▶ **Task**:
Copy every line of the data in which the word "object" occurs.

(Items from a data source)
________
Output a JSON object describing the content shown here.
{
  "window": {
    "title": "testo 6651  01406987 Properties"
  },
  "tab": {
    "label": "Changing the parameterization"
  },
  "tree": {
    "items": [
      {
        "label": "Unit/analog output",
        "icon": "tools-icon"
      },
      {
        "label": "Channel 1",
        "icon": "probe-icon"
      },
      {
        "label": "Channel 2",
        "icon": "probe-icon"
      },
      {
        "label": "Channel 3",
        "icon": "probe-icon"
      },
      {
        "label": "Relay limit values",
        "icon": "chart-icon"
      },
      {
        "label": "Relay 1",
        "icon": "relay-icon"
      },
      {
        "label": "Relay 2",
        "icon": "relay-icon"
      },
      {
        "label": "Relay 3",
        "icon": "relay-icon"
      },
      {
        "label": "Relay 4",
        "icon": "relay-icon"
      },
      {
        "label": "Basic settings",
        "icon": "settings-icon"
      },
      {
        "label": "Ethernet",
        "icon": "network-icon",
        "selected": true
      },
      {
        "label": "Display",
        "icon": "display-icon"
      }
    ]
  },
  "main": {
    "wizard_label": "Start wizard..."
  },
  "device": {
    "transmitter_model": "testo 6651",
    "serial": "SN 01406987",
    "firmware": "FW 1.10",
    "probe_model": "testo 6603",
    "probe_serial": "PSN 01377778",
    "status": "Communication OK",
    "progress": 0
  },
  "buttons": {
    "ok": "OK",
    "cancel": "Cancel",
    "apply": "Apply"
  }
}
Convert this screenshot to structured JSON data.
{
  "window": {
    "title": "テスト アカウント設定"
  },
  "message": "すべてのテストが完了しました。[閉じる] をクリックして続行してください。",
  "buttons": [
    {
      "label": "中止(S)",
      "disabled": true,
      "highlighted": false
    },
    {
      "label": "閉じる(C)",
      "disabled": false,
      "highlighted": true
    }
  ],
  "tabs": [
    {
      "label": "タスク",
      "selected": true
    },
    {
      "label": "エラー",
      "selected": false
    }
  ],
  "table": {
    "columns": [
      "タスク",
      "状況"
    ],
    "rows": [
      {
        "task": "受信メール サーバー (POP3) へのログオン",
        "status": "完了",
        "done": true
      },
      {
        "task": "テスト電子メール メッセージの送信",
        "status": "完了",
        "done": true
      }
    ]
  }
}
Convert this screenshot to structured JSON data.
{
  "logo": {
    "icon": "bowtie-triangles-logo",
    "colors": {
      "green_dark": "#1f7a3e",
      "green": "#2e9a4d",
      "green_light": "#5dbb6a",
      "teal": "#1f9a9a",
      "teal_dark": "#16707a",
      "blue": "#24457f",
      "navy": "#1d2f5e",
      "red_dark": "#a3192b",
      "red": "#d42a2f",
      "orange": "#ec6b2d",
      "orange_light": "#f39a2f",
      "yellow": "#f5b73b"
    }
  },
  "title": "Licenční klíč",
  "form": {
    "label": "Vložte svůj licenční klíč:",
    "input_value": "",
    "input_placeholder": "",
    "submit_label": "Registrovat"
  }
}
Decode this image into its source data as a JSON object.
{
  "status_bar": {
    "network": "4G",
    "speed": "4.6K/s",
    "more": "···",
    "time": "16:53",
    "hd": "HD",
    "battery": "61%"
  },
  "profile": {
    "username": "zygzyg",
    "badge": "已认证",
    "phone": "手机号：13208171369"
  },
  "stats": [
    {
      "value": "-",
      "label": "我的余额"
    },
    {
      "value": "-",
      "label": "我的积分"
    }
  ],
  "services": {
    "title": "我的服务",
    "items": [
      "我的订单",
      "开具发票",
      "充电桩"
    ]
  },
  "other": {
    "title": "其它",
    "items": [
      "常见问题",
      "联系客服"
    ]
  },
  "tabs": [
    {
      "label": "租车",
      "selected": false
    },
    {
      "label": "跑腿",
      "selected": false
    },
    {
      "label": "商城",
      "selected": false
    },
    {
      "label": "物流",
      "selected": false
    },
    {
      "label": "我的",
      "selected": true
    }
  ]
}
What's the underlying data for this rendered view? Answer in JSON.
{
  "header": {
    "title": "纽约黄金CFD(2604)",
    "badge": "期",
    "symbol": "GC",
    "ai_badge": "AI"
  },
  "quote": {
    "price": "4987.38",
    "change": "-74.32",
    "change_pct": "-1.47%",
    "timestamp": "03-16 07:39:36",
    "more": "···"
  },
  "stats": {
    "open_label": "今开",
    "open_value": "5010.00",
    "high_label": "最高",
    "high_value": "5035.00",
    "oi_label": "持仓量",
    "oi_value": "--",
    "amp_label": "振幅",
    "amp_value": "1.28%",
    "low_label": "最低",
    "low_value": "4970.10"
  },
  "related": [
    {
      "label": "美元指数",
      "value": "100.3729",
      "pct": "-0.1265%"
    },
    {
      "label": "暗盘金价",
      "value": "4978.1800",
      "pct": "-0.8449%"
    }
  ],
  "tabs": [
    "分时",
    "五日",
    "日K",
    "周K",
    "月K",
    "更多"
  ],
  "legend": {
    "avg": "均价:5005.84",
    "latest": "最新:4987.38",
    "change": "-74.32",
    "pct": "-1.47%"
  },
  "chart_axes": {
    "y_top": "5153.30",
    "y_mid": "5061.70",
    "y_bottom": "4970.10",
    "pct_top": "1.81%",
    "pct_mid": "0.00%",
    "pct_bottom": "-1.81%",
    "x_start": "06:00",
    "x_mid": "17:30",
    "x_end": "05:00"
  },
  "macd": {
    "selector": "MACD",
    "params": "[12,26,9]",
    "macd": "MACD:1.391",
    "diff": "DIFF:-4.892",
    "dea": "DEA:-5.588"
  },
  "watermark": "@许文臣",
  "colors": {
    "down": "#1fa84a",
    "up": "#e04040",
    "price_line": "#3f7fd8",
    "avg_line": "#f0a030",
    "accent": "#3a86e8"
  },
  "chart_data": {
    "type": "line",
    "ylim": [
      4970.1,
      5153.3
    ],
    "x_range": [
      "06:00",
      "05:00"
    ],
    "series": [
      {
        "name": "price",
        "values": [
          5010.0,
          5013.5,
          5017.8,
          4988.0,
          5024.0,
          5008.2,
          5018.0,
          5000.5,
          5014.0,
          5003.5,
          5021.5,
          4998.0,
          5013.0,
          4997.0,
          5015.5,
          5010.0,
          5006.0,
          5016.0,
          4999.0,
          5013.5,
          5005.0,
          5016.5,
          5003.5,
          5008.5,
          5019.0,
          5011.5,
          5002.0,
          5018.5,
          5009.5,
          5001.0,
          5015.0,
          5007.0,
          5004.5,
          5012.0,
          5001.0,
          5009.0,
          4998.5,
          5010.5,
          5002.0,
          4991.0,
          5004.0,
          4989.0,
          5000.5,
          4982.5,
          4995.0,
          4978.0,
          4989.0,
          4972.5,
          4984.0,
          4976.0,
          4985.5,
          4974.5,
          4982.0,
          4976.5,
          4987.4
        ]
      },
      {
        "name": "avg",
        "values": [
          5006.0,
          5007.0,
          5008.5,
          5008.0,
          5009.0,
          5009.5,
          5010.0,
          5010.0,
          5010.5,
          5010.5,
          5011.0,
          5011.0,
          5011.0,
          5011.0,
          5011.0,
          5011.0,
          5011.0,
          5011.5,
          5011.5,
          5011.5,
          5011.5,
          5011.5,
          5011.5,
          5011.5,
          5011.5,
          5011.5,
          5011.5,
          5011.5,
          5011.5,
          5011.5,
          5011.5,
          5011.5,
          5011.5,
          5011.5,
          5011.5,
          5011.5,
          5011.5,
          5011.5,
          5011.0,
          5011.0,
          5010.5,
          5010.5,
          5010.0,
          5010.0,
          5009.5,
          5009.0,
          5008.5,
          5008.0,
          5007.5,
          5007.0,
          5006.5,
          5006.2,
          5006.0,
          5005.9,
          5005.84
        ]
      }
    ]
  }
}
________
▶ **Solution for this task**:
Output a JSON object describing the content shown here.
Decode this image into its source data as a JSON object.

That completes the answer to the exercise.